======== The data ========

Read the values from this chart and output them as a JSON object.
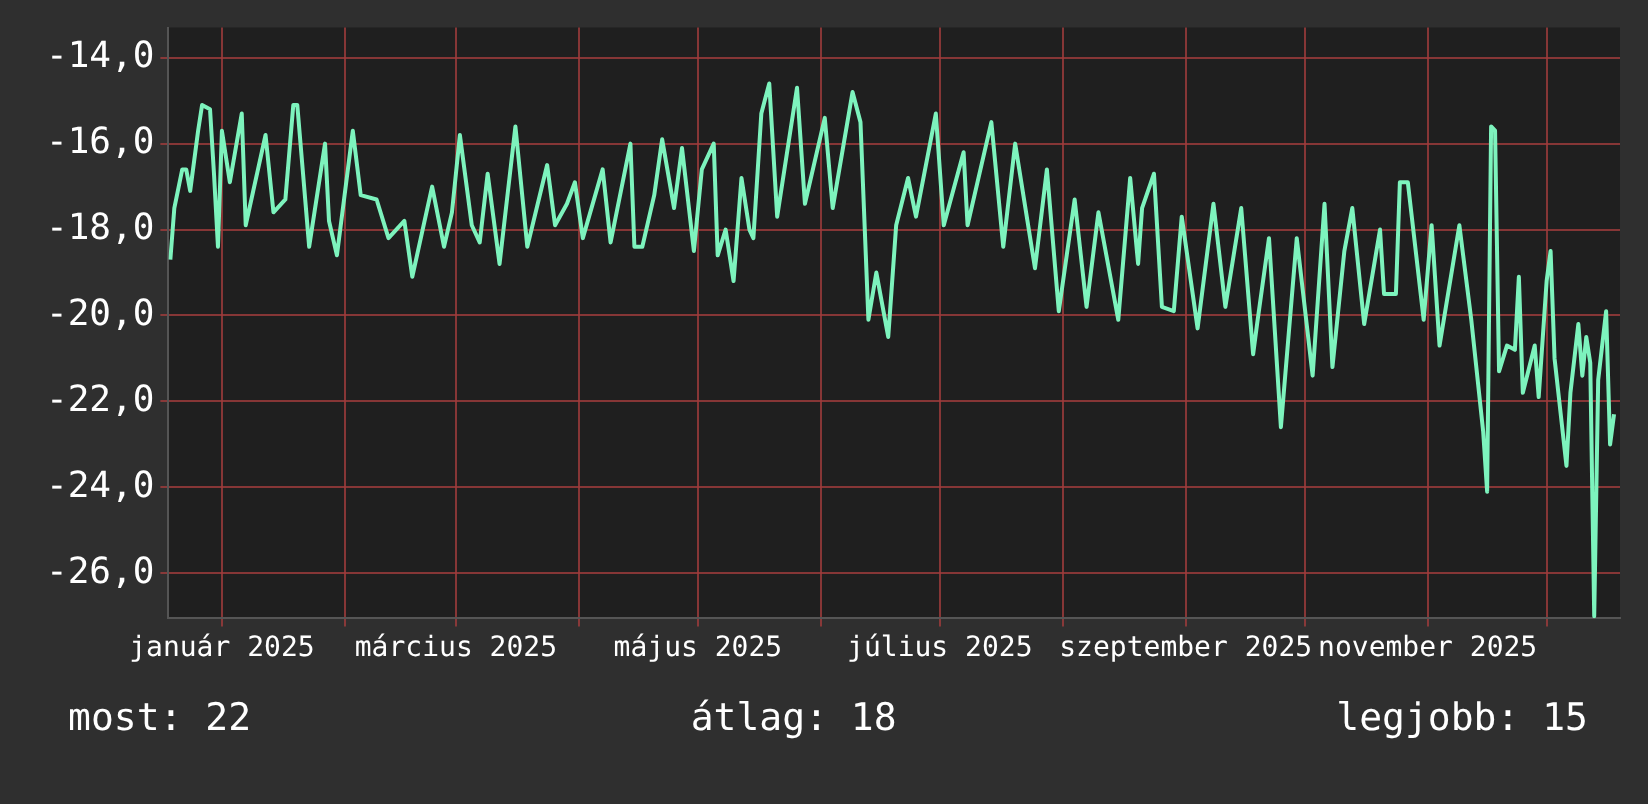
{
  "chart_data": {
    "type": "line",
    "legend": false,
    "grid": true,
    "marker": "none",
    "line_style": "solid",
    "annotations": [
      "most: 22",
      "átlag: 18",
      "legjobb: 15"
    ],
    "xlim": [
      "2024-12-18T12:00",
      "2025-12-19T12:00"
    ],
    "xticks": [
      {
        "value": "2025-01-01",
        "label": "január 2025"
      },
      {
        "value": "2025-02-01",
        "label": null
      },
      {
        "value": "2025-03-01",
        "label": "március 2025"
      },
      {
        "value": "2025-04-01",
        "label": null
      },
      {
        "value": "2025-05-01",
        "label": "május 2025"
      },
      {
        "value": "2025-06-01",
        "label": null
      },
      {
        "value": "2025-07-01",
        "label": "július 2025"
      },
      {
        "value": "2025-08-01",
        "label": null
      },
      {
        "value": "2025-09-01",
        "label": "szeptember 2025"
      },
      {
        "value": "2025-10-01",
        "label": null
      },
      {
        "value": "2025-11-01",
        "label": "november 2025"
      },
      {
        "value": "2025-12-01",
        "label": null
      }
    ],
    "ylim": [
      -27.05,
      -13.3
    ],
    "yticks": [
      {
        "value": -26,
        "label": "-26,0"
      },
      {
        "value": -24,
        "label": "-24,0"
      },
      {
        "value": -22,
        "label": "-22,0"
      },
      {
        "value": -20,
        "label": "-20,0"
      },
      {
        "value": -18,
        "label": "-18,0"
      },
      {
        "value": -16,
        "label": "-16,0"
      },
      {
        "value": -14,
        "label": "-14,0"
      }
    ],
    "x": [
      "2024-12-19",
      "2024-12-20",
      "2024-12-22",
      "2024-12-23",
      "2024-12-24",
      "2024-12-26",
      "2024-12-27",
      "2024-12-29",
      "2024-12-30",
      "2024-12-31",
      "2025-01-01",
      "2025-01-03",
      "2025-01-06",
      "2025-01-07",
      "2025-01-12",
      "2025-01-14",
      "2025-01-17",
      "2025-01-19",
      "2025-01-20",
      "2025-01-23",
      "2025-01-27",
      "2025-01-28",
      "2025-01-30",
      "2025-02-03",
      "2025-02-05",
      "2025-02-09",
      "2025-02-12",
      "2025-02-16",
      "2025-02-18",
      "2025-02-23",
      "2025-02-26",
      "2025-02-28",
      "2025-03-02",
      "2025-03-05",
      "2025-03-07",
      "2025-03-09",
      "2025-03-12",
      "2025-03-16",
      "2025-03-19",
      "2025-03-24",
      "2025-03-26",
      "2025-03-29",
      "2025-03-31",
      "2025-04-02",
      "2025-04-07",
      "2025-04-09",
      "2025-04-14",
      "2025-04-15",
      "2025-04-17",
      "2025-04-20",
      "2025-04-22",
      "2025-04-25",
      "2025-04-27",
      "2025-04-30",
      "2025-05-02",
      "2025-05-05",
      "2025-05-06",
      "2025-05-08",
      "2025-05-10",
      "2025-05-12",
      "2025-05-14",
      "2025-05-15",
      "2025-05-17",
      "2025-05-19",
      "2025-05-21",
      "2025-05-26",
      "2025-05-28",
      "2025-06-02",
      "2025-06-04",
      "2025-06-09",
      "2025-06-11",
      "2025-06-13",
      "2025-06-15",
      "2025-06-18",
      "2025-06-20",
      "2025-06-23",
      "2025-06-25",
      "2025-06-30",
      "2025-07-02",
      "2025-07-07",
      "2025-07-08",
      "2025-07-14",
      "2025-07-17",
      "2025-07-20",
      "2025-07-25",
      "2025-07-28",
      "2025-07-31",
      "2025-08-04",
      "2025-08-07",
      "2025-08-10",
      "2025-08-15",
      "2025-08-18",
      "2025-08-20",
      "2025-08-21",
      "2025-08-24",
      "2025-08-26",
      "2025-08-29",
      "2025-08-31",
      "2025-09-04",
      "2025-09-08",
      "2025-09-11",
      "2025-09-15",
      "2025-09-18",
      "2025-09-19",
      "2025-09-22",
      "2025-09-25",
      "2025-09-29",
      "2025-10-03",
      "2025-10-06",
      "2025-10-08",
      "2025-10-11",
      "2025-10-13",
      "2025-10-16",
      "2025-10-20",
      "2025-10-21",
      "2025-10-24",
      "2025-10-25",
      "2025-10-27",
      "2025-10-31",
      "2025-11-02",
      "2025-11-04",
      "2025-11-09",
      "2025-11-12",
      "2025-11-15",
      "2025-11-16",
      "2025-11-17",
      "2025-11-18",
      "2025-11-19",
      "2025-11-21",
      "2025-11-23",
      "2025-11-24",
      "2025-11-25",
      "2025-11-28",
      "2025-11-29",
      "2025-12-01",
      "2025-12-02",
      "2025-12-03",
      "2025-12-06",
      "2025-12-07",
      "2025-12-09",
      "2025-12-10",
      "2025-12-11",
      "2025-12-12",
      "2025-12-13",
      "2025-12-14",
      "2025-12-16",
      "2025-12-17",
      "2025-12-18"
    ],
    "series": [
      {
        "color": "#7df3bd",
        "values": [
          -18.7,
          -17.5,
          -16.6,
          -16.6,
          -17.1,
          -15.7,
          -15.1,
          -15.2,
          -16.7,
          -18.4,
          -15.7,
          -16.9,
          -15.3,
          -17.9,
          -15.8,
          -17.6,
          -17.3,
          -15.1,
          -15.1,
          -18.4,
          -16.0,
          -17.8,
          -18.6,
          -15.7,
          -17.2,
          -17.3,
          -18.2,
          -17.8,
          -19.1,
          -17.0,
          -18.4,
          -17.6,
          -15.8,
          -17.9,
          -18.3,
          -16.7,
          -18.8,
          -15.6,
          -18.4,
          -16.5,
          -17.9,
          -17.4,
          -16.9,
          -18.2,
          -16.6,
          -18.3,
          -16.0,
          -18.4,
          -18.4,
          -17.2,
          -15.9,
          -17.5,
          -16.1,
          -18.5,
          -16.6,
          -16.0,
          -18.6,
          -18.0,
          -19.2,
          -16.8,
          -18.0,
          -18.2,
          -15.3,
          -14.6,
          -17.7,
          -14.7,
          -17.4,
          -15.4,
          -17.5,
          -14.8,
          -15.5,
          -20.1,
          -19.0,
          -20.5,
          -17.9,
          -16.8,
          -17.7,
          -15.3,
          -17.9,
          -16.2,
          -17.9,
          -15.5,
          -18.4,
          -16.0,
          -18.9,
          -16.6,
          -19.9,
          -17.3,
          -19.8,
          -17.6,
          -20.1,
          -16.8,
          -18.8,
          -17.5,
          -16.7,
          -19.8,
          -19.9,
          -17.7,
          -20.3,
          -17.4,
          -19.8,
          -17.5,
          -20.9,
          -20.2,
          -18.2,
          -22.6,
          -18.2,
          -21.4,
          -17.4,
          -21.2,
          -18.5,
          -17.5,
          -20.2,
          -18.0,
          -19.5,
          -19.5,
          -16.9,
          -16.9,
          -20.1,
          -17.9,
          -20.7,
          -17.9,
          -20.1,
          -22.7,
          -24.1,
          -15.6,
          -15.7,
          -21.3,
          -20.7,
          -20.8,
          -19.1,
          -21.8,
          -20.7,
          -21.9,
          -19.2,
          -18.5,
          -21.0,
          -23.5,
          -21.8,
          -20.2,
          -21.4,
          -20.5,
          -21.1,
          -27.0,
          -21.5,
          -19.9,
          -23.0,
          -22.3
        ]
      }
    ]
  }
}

========
======== The data ========

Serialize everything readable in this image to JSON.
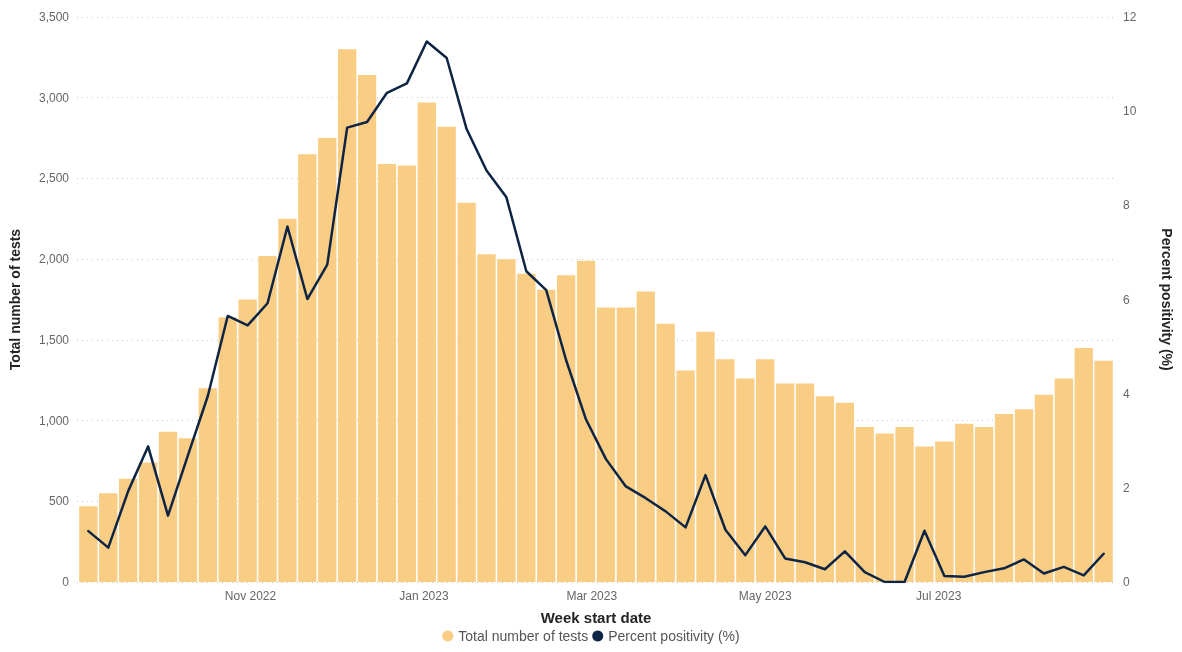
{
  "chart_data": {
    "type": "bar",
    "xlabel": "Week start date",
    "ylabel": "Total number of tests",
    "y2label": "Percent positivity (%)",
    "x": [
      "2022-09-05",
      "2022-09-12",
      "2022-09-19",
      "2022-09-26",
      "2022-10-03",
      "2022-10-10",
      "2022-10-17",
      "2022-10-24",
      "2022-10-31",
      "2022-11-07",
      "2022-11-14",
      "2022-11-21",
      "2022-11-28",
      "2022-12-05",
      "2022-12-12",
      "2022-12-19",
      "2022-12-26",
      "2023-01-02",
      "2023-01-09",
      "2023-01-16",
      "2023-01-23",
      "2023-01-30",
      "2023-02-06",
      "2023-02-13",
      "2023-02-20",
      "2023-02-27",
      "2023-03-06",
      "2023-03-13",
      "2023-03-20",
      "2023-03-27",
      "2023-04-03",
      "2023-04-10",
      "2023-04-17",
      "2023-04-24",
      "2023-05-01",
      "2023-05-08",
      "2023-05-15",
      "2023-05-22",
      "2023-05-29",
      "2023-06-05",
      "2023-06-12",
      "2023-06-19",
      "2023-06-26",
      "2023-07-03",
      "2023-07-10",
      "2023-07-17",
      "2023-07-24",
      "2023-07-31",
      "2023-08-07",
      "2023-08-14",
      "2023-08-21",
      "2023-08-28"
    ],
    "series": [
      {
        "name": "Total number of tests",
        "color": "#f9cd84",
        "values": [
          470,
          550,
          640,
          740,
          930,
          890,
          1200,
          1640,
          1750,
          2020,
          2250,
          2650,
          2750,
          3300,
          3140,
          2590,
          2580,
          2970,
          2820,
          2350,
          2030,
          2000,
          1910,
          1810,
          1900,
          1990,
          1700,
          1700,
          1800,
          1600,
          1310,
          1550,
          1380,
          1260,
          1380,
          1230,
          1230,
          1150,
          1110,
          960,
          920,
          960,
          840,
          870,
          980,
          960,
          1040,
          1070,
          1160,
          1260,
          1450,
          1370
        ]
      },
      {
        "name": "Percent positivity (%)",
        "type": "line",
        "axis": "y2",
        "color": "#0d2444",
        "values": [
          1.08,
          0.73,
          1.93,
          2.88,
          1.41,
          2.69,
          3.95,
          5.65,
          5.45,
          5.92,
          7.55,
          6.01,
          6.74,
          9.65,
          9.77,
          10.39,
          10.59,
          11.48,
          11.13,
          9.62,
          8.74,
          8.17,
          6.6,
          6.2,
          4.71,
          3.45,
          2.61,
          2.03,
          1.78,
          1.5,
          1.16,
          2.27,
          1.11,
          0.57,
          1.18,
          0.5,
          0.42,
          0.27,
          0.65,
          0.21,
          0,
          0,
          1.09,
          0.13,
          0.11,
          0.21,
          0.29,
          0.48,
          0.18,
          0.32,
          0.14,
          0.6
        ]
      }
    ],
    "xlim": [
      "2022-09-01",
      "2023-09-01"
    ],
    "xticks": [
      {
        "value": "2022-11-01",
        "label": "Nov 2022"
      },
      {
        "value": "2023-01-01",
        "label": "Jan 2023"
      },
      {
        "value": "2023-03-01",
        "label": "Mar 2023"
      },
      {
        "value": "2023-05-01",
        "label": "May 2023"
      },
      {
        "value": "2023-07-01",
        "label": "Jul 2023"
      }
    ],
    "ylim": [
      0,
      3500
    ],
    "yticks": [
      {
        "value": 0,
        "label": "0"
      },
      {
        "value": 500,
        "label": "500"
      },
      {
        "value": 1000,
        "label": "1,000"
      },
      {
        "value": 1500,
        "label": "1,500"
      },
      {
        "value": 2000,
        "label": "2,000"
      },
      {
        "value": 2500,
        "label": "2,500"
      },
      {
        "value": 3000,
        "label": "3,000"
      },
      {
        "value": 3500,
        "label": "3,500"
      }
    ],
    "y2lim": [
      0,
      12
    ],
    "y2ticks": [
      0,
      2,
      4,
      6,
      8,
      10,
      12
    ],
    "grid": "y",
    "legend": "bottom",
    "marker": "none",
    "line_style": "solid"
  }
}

========

(Set exercise): Track down every line of the material containing the string "number", and copy it.

(Complete output):
    "ylabel": "Total number of tests",
        "name": "Total number of tests",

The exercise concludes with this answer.